Objective: All lines in which the word "name" occurs are to be extracted.

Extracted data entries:
>> Start

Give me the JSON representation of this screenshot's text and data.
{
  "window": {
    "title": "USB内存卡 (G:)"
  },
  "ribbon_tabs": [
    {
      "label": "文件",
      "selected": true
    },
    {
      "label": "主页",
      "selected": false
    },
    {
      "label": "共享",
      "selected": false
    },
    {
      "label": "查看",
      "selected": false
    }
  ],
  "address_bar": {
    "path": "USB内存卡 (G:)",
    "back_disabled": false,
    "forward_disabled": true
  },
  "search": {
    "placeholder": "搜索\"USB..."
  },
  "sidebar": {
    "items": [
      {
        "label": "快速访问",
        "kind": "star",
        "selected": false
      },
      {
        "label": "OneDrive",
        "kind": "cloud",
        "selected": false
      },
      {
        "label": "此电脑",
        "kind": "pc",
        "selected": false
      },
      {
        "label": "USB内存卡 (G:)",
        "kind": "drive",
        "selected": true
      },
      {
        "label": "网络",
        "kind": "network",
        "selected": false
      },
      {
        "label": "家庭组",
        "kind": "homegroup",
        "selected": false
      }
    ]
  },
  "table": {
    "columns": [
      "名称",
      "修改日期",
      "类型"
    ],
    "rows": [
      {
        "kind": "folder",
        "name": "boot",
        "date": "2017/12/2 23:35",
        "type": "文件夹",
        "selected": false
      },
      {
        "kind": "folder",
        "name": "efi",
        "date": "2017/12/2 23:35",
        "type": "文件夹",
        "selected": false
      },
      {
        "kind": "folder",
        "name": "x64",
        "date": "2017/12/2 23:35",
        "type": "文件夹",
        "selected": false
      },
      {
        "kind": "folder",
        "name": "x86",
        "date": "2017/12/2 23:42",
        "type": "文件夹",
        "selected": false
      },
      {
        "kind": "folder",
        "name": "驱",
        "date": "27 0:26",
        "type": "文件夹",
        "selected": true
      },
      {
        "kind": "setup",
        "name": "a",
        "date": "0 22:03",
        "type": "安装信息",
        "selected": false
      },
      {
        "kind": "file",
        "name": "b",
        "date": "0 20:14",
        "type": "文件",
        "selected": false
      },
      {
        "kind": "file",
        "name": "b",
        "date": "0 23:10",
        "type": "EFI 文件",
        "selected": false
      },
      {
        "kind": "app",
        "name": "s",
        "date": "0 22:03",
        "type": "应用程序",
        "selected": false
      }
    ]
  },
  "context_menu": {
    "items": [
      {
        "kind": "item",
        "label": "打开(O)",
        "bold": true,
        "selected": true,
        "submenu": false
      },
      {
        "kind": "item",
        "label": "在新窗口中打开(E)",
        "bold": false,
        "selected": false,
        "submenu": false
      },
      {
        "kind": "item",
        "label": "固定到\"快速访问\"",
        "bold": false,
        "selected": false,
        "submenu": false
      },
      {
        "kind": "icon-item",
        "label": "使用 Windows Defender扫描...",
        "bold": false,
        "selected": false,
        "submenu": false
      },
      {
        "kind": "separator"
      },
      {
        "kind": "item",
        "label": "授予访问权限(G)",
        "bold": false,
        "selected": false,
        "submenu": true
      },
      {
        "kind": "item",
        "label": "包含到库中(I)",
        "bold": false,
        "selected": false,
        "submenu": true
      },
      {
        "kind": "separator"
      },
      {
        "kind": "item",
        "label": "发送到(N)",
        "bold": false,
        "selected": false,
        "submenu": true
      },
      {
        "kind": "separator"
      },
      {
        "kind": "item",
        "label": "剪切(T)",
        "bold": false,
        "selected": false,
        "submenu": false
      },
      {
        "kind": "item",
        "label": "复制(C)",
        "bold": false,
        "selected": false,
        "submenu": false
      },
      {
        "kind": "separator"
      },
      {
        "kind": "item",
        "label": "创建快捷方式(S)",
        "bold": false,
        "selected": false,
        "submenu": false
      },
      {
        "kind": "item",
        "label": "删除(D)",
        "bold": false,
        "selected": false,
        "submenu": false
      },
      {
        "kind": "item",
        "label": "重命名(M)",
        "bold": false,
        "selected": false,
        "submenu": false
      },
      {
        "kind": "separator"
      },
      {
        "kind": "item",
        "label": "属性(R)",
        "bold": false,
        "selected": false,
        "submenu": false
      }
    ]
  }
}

>> End

Response below:
        "name": "boot",
        "name": "efi",
        "name": "x64",
        "name": "x86",
        "name": "驱",
        "name": "a",
        "name": "b",
        "name": "b",
        "name": "s",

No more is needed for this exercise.